* _INSTRUCTION_
Skip the pictures and repeat each line of the data exactly.

* _Stored dataset items_

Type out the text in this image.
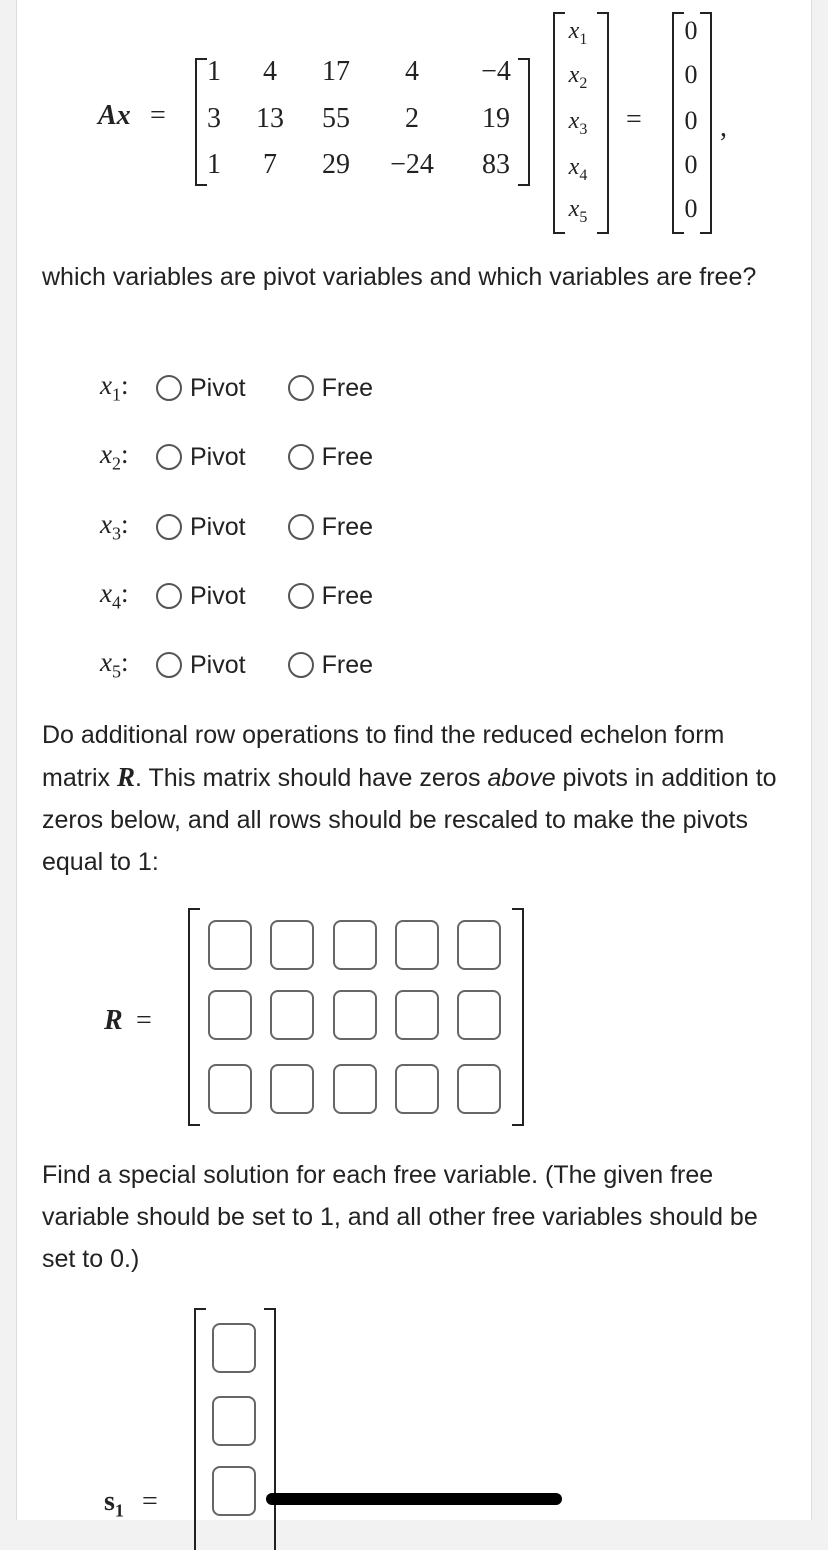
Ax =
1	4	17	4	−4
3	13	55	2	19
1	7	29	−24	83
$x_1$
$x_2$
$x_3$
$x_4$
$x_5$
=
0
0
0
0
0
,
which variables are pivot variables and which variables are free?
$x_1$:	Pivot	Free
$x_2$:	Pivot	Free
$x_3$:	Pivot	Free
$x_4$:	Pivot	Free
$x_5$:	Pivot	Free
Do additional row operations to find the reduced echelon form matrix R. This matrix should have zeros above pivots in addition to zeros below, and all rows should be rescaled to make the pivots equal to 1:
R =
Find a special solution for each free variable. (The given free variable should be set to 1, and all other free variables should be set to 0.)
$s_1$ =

* _ANSWER TO THE EXERCISE_
Type out the text in this image.
Ax =
1	4	17	4	−4
3	13	55	2	19
1	7	29	−24	83
$x_1$
$x_2$
$x_3$
$x_4$
$x_5$
=
0
0
0
0
0
,
which variables are pivot variables and which variables are free?
$x_1$:	Pivot	Free
$x_2$:	Pivot	Free
$x_3$:	Pivot	Free
$x_4$:	Pivot	Free
$x_5$:	Pivot	Free
Do additional row operations to find the reduced echelon form matrix R. This matrix should have zeros above pivots in addition to zeros below, and all rows should be rescaled to make the pivots equal to 1:
R =
Find a special solution for each free variable. (The given free variable should be set to 1, and all other free variables should be set to 0.)
$s_1$ =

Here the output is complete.